Lift every line from the entries that includes the word "text".

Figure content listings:
=-=-=
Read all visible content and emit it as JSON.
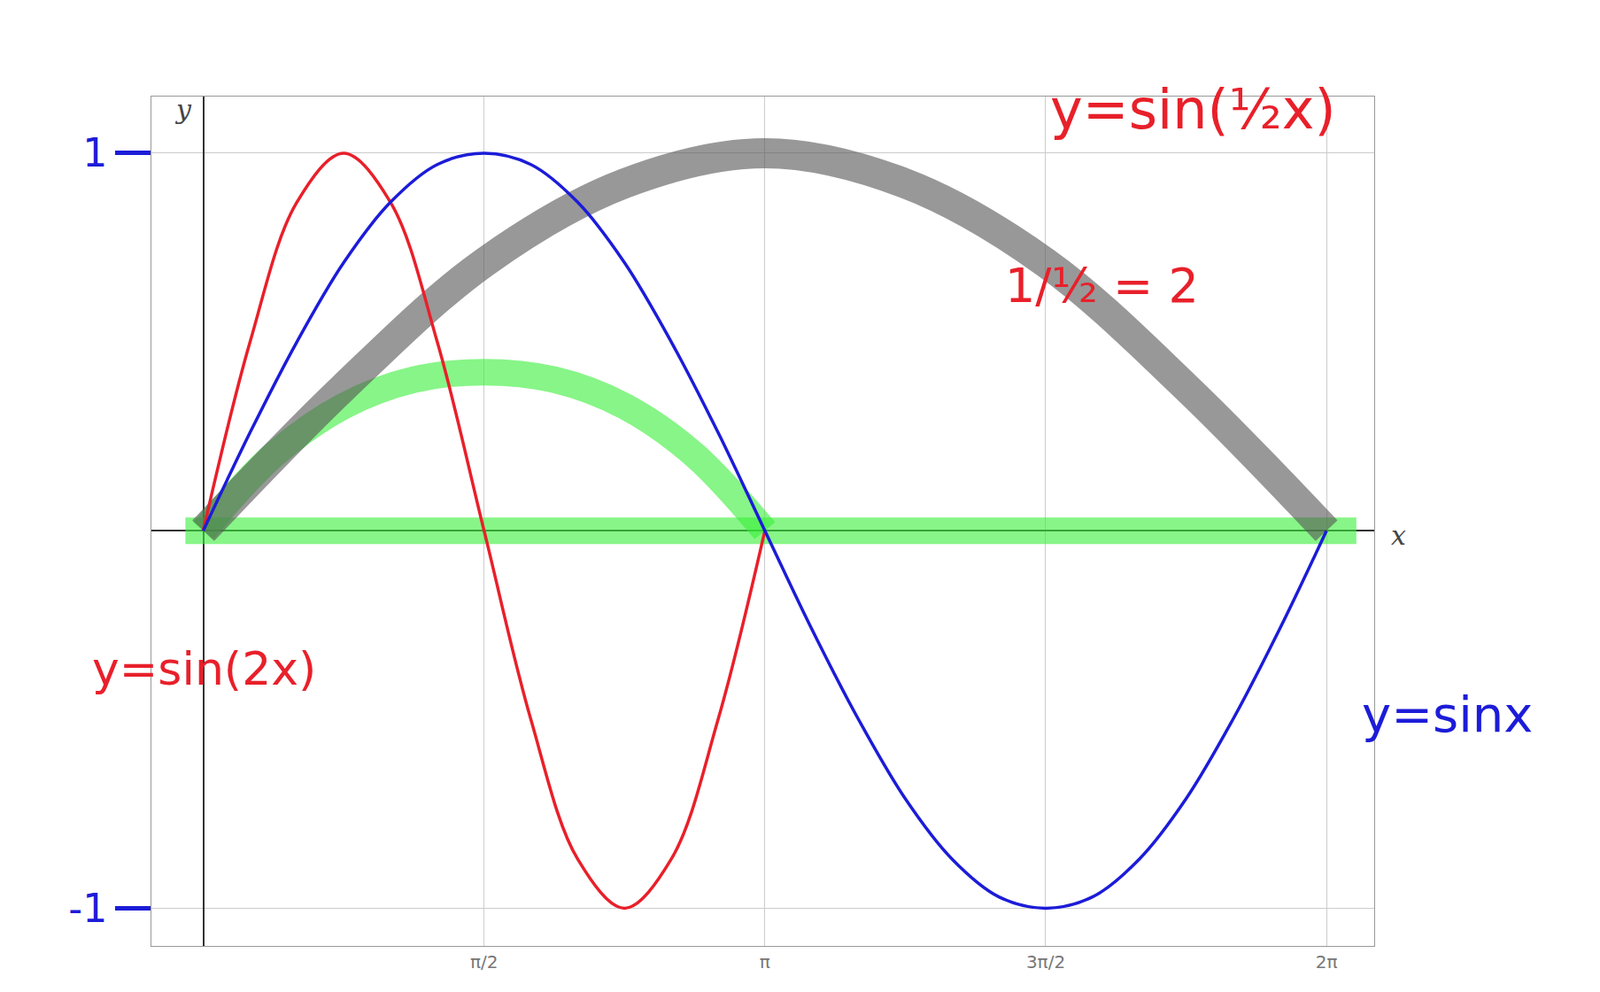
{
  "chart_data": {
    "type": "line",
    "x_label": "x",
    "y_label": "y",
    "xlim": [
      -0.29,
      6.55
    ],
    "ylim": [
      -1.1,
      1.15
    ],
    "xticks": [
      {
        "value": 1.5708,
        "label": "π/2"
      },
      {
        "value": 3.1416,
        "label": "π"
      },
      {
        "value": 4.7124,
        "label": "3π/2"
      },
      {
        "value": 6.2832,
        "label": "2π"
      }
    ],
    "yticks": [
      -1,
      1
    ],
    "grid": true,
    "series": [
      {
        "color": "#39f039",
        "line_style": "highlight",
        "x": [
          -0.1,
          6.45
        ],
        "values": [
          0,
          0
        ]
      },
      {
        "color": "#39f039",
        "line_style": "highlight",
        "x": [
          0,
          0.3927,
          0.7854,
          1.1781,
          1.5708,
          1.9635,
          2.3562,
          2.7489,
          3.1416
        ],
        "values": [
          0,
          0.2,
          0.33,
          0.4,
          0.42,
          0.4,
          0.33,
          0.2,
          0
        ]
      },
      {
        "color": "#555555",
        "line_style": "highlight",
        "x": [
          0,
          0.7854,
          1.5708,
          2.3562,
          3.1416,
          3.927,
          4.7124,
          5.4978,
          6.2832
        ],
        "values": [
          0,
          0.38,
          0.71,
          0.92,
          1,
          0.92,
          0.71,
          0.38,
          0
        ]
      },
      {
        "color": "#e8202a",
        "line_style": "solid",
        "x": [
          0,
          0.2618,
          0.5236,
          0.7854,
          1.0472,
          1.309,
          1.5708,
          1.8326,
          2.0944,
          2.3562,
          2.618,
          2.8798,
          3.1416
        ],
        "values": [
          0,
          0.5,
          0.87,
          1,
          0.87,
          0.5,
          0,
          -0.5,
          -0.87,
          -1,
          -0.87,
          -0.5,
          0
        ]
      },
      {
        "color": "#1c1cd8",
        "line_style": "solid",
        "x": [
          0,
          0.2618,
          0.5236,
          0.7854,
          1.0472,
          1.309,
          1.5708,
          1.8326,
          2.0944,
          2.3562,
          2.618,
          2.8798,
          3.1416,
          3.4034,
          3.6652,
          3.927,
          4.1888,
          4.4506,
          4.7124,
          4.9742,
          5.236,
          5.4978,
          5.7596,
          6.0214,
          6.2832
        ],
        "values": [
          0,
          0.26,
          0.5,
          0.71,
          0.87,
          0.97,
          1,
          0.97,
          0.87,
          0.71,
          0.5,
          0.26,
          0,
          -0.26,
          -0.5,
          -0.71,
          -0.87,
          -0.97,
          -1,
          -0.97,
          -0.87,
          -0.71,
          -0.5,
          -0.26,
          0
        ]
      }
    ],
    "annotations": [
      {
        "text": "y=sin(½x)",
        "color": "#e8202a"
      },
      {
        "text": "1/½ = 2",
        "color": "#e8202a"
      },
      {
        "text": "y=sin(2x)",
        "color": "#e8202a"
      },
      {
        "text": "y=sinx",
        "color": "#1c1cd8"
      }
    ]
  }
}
=-=-=
Reply to the task:
        "text": "y=sin(½x)",
        "text": "1/½ = 2",
        "text": "y=sin(2x)",
        "text": "y=sinx",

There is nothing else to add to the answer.